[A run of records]

>> START

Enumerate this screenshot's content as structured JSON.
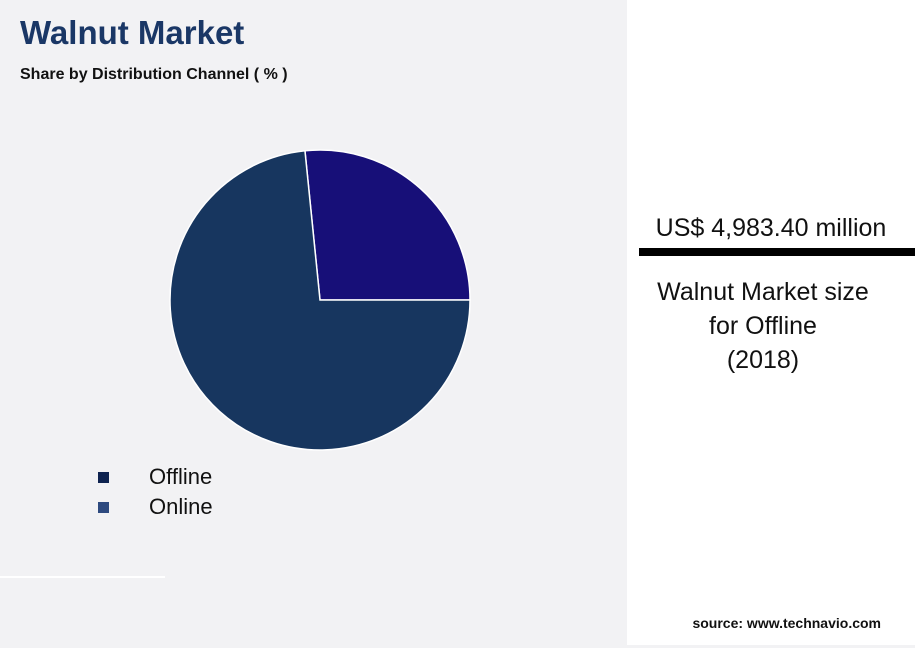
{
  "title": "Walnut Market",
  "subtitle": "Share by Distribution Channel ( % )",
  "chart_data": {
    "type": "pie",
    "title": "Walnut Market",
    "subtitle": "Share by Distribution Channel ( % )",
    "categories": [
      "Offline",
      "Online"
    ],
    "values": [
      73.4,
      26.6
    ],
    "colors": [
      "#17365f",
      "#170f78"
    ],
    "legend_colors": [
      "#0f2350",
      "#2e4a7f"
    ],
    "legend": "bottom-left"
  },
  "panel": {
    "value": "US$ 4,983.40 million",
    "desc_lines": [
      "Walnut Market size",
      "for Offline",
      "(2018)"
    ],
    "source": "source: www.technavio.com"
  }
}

>> END
>> START

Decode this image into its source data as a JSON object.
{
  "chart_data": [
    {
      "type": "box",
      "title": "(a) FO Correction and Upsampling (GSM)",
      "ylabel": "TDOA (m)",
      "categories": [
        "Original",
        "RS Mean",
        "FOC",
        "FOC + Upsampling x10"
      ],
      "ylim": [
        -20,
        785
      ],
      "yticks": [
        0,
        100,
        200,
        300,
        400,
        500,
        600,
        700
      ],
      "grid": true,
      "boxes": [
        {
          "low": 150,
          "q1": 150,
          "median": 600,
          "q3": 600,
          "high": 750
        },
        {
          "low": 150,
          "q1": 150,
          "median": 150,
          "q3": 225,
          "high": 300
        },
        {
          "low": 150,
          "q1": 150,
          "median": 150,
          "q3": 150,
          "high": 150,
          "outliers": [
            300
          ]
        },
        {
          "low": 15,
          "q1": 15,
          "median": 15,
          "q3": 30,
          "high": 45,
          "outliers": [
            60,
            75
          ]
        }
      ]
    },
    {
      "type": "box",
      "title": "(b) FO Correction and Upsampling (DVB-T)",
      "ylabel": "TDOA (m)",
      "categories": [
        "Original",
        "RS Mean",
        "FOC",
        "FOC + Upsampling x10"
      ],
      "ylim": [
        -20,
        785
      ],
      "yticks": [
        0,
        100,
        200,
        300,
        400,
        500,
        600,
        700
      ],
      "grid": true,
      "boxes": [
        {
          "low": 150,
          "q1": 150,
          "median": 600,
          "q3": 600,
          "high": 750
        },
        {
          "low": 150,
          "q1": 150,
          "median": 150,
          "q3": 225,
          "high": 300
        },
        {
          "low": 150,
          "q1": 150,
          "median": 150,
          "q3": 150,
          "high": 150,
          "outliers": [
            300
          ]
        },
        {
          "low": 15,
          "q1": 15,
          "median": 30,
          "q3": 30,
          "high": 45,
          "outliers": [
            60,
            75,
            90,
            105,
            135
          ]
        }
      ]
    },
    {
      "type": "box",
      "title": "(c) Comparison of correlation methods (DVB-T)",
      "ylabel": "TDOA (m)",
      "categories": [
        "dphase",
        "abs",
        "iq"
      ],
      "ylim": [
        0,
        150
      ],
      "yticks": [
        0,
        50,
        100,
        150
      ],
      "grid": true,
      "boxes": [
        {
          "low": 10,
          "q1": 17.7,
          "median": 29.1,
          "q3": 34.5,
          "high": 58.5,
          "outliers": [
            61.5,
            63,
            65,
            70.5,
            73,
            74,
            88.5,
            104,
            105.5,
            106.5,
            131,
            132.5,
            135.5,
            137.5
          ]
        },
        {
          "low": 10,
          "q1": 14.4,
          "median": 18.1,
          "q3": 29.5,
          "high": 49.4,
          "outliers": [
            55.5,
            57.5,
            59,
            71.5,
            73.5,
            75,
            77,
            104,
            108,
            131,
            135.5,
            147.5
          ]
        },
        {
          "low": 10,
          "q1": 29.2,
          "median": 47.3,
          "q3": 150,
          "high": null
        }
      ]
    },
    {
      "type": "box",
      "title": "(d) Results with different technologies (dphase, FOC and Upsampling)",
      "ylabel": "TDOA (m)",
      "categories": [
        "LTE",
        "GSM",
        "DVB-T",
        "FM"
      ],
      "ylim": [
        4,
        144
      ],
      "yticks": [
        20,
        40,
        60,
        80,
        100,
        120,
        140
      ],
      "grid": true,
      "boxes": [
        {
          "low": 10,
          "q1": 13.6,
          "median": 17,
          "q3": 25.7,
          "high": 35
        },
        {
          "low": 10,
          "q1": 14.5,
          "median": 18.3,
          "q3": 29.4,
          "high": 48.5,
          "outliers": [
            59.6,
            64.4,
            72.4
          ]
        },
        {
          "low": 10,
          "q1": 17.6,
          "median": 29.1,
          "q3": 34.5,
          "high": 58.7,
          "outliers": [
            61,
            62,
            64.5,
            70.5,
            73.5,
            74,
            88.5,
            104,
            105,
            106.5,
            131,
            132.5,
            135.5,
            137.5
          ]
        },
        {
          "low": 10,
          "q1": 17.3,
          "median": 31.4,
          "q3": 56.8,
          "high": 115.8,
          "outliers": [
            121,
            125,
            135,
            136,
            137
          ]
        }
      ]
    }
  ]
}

>> END
>> START

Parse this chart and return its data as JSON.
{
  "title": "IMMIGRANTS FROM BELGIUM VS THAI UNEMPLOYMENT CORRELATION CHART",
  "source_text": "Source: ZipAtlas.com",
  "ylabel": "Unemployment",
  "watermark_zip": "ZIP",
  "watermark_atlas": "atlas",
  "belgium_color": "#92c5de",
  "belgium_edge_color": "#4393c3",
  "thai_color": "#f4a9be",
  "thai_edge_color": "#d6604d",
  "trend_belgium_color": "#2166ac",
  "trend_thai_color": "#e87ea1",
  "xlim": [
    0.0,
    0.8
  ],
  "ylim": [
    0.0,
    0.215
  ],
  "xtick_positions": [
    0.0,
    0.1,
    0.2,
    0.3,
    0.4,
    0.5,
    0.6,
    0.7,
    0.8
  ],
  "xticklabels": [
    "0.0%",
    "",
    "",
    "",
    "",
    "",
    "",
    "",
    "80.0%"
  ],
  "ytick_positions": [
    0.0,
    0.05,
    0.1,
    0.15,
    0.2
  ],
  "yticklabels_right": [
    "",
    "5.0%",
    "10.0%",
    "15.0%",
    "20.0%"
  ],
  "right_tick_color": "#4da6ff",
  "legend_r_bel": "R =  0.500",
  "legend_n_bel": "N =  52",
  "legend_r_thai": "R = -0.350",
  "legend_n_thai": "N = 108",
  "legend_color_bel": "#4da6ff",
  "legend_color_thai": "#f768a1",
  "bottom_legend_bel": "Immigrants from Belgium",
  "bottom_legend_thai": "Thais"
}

>> END

Exercise objective:
Pick out all lines containing the string "Share".

Complete output:
  "subtitle": "Share by Distribution Channel ( % )",
    "subtitle": "Share by Distribution Channel ( % )",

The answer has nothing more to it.